_GIVEN PROBLEM:_ Give the number of lines that include the word "help", nothing more.

_ROWS:_
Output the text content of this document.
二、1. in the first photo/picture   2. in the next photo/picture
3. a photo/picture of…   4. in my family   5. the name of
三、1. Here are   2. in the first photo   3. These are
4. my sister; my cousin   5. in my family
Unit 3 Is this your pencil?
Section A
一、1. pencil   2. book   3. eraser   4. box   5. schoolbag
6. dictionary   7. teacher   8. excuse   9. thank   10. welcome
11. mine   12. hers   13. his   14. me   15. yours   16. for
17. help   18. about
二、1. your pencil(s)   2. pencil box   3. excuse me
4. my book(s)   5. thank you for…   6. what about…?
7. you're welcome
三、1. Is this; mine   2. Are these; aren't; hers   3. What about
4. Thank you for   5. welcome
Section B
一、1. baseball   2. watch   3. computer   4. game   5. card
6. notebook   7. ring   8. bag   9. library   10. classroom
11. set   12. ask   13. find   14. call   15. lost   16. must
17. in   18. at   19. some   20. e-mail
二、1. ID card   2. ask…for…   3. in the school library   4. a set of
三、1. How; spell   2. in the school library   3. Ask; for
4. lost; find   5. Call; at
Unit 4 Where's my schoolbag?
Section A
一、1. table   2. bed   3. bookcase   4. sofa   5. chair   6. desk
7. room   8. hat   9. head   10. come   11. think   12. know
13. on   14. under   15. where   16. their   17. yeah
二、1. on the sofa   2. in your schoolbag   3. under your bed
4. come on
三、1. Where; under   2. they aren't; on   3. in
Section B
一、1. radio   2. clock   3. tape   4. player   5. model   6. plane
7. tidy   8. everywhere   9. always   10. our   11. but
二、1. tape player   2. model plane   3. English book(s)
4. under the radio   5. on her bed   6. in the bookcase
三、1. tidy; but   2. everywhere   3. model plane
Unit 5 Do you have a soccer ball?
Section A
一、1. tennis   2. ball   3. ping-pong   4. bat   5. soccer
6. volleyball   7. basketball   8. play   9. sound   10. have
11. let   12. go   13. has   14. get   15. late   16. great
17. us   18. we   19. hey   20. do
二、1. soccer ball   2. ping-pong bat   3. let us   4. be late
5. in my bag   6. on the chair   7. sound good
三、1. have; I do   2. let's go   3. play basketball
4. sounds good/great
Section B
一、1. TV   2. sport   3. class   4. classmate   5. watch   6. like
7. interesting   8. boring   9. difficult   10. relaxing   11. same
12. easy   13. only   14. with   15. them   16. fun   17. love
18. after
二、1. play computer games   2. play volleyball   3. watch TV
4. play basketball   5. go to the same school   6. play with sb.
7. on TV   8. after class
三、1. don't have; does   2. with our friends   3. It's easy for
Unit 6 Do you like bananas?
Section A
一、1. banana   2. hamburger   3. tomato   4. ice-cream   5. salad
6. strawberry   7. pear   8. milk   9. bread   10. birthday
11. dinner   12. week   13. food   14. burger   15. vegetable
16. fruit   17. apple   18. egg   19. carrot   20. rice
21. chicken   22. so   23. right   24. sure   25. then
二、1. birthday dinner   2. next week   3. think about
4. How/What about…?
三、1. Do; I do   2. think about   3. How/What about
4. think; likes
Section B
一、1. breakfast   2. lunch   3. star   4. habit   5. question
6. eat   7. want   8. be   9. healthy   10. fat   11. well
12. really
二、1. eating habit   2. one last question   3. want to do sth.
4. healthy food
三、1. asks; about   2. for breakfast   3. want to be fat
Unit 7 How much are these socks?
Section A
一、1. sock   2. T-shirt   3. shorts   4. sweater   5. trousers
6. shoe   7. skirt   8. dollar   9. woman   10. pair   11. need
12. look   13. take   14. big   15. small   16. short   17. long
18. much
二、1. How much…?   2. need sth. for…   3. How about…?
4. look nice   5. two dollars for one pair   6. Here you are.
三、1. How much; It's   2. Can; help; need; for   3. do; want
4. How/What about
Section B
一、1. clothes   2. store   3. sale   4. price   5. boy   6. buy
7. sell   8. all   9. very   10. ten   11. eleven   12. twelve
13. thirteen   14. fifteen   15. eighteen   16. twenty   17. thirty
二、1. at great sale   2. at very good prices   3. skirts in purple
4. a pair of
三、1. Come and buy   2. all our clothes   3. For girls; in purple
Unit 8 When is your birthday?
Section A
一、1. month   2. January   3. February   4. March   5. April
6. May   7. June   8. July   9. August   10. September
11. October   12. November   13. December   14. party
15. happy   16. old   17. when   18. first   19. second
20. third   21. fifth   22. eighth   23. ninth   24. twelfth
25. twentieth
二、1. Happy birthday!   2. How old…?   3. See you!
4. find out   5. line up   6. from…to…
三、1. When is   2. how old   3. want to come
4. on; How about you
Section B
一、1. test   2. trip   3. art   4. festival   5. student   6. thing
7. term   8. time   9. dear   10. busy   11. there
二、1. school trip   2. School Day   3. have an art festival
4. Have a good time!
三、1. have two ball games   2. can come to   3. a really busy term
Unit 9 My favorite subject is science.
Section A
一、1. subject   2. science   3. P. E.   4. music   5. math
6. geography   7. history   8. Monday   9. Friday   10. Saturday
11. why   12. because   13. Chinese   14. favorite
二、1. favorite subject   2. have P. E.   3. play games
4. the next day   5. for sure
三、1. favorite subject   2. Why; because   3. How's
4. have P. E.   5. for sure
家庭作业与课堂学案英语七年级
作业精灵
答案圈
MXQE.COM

_COMPLETED EXERCISE:_ 2